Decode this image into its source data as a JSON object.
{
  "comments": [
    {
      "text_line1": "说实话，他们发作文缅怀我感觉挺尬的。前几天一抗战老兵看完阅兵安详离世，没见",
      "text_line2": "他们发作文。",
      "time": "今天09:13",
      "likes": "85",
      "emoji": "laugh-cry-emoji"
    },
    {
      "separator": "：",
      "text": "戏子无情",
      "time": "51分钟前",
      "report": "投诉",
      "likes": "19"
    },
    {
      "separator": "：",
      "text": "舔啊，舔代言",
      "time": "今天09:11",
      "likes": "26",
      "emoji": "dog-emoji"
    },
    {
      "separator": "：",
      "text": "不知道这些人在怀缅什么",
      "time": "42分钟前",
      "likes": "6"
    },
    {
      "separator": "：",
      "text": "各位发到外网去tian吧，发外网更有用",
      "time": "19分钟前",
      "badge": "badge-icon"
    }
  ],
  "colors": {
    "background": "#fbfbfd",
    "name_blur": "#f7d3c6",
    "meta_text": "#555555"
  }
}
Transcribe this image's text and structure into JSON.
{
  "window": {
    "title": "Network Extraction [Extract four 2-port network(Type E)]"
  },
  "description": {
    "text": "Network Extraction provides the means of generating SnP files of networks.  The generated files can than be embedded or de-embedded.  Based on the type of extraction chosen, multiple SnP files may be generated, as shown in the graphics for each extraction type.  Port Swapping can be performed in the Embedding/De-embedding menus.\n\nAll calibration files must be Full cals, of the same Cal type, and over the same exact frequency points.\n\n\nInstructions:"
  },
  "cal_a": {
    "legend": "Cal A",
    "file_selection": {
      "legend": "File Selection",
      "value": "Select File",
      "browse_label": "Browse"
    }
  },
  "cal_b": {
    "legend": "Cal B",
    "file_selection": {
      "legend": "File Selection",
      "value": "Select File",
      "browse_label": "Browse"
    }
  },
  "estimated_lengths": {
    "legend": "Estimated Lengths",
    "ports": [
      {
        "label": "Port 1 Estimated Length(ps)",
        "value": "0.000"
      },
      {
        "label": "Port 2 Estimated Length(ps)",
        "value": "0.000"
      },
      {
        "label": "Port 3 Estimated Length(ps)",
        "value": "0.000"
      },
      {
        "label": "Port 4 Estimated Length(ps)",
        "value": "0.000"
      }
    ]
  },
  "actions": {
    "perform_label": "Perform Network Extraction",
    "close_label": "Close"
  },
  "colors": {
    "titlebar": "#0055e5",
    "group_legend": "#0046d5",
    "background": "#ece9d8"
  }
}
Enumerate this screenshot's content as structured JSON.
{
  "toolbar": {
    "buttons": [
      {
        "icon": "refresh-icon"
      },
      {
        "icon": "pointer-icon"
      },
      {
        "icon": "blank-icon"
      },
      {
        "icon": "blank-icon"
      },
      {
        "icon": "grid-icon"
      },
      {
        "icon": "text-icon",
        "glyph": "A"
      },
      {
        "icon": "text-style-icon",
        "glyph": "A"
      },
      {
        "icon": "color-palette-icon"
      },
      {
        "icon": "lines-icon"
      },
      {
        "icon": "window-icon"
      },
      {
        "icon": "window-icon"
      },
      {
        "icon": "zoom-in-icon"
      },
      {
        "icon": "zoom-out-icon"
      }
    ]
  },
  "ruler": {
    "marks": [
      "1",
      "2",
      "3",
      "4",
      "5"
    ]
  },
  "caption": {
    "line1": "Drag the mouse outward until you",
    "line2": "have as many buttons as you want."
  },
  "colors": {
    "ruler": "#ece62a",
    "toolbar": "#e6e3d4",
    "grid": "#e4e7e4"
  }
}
● ● ● ● ●
**WRITTEN REQUEST**
Across the records above, count the lines holding "emoji" and reply with that number alone.

**RESPONSE**
2